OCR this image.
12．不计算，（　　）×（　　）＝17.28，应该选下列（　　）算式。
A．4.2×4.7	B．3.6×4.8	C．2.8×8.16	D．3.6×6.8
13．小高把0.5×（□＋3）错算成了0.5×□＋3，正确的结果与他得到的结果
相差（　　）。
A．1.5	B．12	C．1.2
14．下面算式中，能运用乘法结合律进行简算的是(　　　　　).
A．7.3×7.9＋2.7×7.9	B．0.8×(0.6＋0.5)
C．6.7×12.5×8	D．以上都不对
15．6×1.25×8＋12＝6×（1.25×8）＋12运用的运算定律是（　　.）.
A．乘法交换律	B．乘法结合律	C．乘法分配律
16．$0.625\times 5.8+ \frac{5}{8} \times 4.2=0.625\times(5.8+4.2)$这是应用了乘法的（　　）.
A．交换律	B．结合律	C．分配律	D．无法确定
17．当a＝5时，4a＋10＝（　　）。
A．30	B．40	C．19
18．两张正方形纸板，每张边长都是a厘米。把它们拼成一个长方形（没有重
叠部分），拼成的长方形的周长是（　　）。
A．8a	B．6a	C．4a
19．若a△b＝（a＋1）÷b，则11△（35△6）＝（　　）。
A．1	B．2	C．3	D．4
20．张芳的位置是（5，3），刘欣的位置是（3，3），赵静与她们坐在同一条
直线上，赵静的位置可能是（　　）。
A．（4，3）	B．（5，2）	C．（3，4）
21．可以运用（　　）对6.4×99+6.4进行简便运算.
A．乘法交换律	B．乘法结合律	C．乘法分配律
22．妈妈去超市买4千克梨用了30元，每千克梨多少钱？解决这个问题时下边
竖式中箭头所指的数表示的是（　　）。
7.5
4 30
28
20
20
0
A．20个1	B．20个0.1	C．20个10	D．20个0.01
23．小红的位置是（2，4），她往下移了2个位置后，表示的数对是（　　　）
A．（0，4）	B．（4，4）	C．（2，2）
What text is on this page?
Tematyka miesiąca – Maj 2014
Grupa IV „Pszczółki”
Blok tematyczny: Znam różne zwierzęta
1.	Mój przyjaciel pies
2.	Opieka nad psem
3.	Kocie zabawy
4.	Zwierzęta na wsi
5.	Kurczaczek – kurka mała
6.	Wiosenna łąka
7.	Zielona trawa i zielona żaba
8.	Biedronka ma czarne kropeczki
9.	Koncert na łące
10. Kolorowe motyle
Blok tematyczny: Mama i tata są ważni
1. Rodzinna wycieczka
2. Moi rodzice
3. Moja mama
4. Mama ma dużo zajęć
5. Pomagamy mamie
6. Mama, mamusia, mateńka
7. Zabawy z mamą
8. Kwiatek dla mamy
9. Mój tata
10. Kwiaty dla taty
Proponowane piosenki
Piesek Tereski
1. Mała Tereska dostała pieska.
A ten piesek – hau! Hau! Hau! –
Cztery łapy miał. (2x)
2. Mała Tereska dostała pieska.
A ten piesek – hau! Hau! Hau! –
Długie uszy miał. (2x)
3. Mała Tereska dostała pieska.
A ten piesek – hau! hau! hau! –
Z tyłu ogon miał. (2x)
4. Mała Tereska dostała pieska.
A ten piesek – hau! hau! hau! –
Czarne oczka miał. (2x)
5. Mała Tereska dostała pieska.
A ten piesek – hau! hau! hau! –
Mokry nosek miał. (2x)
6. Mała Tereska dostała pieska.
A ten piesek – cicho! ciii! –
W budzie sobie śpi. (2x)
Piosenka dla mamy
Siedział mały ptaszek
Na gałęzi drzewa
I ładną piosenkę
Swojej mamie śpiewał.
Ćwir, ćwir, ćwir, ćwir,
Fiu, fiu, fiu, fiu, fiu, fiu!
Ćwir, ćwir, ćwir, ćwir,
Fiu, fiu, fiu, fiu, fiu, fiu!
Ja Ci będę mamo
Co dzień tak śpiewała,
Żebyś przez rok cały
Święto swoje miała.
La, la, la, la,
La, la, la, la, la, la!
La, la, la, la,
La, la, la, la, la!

• [The problem]
Retype only the lines running from the line with "What text is on this page?" to the end of the listing, including both of those lines.

• [Solution to this task]
What text is on this page?
Tematyka miesiąca – Maj 2014
Grupa IV „Pszczółki”
Blok tematyczny: Znam różne zwierzęta
1.	Mój przyjaciel pies
2.	Opieka nad psem
3.	Kocie zabawy
4.	Zwierzęta na wsi
5.	Kurczaczek – kurka mała
6.	Wiosenna łąka
7.	Zielona trawa i zielona żaba
8.	Biedronka ma czarne kropeczki
9.	Koncert na łące
10. Kolorowe motyle
Blok tematyczny: Mama i tata są ważni
1. Rodzinna wycieczka
2. Moi rodzice
3. Moja mama
4. Mama ma dużo zajęć
5. Pomagamy mamie
6. Mama, mamusia, mateńka
7. Zabawy z mamą
8. Kwiatek dla mamy
9. Mój tata
10. Kwiaty dla taty
Proponowane piosenki
Piesek Tereski
1. Mała Tereska dostała pieska.
A ten piesek – hau! Hau! Hau! –
Cztery łapy miał. (2x)
2. Mała Tereska dostała pieska.
A ten piesek – hau! Hau! Hau! –
Długie uszy miał. (2x)
3. Mała Tereska dostała pieska.
A ten piesek – hau! hau! hau! –
Z tyłu ogon miał. (2x)
4. Mała Tereska dostała pieska.
A ten piesek – hau! hau! hau! –
Czarne oczka miał. (2x)
5. Mała Tereska dostała pieska.
A ten piesek – hau! hau! hau! –
Mokry nosek miał. (2x)
6. Mała Tereska dostała pieska.
A ten piesek – cicho! ciii! –
W budzie sobie śpi. (2x)
Piosenka dla mamy
Siedział mały ptaszek
Na gałęzi drzewa
I ładną piosenkę
Swojej mamie śpiewał.
Ćwir, ćwir, ćwir, ćwir,
Fiu, fiu, fiu, fiu, fiu, fiu!
Ćwir, ćwir, ćwir, ćwir,
Fiu, fiu, fiu, fiu, fiu, fiu!
Ja Ci będę mamo
Co dzień tak śpiewała,
Żebyś przez rok cały
Święto swoje miała.
La, la, la, la,
La, la, la, la, la, la!
La, la, la, la,
La, la, la, la, la!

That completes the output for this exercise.